Requirement: Say how many lines of these entries include the word "track", and answer with the number alone.
····················
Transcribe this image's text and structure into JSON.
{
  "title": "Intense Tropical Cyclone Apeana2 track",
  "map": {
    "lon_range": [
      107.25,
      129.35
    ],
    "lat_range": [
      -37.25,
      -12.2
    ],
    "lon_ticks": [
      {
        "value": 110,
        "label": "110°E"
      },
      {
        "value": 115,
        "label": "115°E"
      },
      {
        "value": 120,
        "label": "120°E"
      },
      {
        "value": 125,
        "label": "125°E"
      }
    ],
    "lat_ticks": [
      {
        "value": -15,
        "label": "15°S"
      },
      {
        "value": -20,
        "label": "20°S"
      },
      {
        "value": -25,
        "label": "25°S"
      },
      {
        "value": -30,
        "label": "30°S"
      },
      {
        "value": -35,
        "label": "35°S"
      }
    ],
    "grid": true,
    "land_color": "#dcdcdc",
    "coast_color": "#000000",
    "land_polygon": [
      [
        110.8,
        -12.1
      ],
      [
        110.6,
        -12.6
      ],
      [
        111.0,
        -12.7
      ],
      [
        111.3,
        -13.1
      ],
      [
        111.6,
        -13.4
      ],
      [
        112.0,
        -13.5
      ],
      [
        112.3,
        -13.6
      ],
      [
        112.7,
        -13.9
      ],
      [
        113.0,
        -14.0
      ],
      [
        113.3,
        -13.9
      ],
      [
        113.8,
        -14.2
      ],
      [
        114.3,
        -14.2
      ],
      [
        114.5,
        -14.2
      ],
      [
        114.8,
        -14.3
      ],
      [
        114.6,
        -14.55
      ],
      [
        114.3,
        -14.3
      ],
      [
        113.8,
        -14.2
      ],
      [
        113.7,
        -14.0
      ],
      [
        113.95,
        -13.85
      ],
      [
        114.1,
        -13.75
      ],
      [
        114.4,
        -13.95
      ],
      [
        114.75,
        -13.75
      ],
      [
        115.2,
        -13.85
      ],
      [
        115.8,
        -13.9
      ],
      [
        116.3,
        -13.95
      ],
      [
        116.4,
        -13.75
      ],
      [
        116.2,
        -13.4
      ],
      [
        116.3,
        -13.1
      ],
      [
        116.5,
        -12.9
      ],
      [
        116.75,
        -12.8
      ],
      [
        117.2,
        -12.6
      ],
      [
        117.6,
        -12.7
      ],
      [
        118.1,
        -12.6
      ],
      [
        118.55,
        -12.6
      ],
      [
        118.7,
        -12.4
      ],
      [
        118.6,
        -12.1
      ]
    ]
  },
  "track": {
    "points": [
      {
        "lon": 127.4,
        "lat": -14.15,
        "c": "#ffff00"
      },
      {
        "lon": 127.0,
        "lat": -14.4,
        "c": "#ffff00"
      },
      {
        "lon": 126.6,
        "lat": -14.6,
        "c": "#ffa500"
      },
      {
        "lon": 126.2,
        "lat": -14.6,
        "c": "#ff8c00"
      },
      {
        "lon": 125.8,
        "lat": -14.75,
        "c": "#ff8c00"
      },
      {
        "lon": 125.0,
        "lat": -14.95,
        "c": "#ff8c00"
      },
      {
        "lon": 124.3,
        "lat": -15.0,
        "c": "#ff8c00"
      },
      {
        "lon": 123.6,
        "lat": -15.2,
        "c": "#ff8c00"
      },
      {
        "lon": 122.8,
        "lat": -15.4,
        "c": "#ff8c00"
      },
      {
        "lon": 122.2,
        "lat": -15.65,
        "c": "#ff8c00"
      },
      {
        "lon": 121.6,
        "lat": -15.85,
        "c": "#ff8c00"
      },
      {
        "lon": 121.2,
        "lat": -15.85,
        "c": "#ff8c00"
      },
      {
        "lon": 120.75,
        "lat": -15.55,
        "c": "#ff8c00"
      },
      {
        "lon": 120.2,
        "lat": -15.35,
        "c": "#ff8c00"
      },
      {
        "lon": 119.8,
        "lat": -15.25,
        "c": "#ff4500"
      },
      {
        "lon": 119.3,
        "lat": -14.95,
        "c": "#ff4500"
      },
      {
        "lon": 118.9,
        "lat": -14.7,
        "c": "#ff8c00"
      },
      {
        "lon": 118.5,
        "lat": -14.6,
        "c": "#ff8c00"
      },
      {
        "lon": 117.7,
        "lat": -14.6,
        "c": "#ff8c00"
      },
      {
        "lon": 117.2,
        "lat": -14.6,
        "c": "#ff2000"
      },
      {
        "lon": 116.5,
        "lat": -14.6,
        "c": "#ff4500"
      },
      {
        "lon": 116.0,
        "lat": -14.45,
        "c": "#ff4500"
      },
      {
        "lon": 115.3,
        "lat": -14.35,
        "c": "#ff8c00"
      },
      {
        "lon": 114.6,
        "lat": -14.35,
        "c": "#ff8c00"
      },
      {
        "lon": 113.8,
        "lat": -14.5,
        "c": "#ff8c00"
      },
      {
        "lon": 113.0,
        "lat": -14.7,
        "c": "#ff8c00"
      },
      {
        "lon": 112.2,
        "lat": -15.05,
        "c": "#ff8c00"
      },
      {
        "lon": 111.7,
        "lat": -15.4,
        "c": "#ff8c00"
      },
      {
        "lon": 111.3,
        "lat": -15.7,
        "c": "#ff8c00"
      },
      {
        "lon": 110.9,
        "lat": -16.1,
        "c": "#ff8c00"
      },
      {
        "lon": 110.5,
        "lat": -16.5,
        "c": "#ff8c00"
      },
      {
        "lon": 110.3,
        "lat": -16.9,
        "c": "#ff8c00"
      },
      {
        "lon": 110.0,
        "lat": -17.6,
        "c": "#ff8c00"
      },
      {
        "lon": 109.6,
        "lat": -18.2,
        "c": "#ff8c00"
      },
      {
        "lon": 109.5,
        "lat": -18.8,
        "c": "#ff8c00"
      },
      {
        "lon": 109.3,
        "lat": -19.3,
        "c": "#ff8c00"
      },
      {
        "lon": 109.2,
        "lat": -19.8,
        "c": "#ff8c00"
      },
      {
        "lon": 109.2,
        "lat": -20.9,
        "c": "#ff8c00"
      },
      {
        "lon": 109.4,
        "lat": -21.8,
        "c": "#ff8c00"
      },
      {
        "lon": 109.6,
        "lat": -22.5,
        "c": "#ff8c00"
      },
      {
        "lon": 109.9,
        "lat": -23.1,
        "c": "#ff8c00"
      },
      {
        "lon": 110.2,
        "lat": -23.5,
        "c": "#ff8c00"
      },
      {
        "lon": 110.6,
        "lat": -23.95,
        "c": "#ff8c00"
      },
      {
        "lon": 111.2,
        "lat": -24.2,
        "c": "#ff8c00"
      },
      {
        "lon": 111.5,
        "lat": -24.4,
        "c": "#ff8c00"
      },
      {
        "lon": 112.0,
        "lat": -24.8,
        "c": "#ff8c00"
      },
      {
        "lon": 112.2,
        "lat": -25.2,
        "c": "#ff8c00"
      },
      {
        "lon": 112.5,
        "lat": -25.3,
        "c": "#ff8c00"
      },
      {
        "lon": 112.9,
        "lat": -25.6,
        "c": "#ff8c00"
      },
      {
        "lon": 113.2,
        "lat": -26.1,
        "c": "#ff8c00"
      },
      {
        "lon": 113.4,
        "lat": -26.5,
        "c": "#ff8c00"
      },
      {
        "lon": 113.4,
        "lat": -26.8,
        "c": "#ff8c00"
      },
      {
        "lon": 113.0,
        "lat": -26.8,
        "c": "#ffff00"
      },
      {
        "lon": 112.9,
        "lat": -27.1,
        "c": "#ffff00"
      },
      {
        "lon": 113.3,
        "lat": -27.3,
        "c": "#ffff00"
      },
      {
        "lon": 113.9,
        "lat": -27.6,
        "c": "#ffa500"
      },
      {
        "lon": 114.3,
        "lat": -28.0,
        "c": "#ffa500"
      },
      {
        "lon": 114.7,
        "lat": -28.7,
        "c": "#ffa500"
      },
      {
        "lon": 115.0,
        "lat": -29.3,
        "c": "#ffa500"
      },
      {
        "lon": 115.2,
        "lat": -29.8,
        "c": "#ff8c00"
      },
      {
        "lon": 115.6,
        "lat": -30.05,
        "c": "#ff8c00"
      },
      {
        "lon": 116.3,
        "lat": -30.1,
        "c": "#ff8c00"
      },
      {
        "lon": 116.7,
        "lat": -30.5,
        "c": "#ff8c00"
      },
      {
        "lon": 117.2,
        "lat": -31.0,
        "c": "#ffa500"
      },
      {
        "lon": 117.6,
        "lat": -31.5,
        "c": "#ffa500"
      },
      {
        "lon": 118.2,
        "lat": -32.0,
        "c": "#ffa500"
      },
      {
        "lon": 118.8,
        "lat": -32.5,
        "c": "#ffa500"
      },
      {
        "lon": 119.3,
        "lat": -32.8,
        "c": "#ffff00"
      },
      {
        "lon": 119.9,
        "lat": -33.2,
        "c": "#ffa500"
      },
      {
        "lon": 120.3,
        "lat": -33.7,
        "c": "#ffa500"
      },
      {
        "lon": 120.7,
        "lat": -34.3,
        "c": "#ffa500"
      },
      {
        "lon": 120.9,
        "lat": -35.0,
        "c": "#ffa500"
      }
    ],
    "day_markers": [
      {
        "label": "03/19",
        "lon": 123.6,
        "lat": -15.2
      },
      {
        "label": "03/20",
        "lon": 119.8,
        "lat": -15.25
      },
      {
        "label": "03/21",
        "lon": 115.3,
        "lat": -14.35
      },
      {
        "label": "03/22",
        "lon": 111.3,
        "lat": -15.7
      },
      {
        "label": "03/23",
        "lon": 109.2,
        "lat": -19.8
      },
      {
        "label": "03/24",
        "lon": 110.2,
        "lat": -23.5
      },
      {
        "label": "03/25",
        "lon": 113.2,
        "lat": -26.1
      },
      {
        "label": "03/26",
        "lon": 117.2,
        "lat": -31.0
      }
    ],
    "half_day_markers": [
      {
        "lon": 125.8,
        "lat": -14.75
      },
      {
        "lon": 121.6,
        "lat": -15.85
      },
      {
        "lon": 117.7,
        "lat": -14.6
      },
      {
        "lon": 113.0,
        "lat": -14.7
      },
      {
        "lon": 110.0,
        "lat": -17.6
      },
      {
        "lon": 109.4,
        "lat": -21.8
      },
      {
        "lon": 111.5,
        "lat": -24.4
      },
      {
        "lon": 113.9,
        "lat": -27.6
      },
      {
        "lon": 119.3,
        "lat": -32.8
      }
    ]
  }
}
····················
Task result: 2